Data items -
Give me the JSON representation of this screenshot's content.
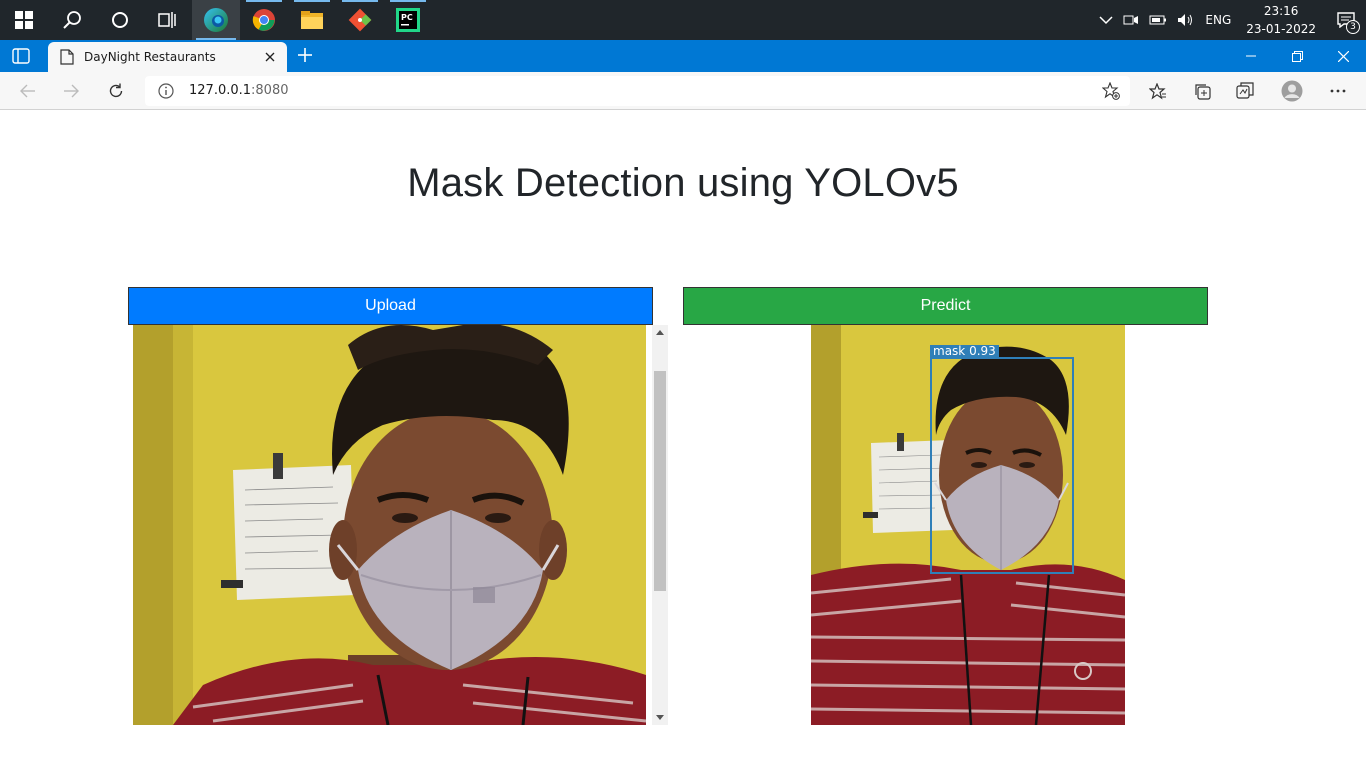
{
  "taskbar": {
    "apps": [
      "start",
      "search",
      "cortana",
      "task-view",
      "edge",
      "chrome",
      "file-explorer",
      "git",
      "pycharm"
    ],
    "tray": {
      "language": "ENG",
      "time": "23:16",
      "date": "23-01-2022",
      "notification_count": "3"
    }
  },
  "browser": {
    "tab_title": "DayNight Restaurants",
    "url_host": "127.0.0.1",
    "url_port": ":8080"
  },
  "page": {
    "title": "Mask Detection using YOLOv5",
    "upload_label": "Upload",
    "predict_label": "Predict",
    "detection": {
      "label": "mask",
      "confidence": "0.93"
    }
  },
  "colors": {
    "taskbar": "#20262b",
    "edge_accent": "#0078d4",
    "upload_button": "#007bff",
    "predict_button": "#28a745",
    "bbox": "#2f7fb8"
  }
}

---

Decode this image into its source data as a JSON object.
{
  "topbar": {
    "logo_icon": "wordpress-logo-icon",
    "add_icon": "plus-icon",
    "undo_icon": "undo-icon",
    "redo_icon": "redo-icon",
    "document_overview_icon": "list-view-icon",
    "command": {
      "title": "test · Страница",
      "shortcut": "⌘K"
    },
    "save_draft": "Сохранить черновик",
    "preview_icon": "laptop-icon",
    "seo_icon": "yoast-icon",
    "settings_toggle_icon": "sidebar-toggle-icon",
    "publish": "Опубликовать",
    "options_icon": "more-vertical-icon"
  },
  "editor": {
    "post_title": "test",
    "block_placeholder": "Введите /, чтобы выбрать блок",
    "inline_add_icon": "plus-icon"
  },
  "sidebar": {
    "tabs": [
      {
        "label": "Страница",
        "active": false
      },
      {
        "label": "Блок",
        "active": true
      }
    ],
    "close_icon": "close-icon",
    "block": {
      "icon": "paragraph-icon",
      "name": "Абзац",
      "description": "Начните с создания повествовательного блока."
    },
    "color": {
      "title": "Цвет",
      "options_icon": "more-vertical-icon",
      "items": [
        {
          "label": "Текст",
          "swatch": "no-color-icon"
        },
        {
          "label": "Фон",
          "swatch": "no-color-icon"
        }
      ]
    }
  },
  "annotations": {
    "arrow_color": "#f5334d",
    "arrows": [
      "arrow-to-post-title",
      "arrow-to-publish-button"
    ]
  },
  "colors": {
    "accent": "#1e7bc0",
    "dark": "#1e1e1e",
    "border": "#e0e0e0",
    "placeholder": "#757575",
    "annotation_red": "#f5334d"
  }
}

...

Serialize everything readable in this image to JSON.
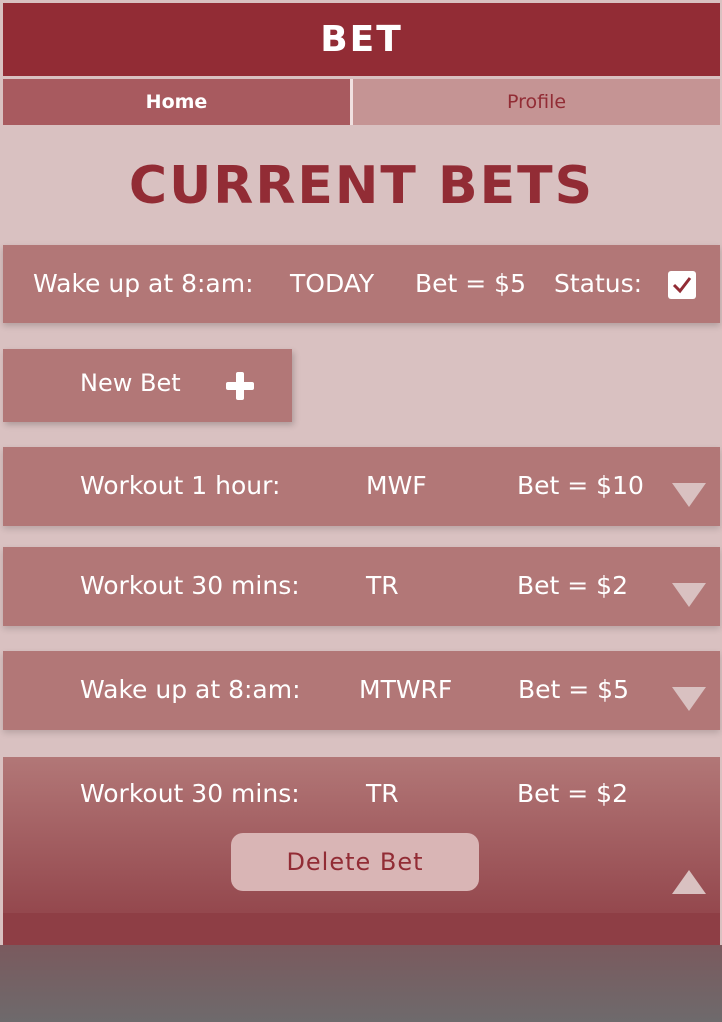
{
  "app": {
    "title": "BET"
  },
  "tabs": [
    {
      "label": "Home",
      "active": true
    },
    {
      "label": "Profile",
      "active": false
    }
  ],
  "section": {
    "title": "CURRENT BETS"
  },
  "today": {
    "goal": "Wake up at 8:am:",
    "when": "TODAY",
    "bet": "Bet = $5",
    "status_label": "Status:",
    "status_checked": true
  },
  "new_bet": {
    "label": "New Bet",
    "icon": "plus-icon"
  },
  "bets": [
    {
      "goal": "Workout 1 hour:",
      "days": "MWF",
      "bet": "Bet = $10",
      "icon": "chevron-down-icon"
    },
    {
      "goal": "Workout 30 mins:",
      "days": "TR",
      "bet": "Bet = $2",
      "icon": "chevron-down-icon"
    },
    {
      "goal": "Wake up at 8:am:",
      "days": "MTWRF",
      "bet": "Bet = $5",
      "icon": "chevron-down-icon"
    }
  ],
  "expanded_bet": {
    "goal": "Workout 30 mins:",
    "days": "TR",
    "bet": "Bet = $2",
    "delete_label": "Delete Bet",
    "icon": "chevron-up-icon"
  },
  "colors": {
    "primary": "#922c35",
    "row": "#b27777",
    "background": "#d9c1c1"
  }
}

Stated problem - Where a line in the entries holds the word "true", copy that line.

The output -
        "active": true
      "active": true
    "status_checked": true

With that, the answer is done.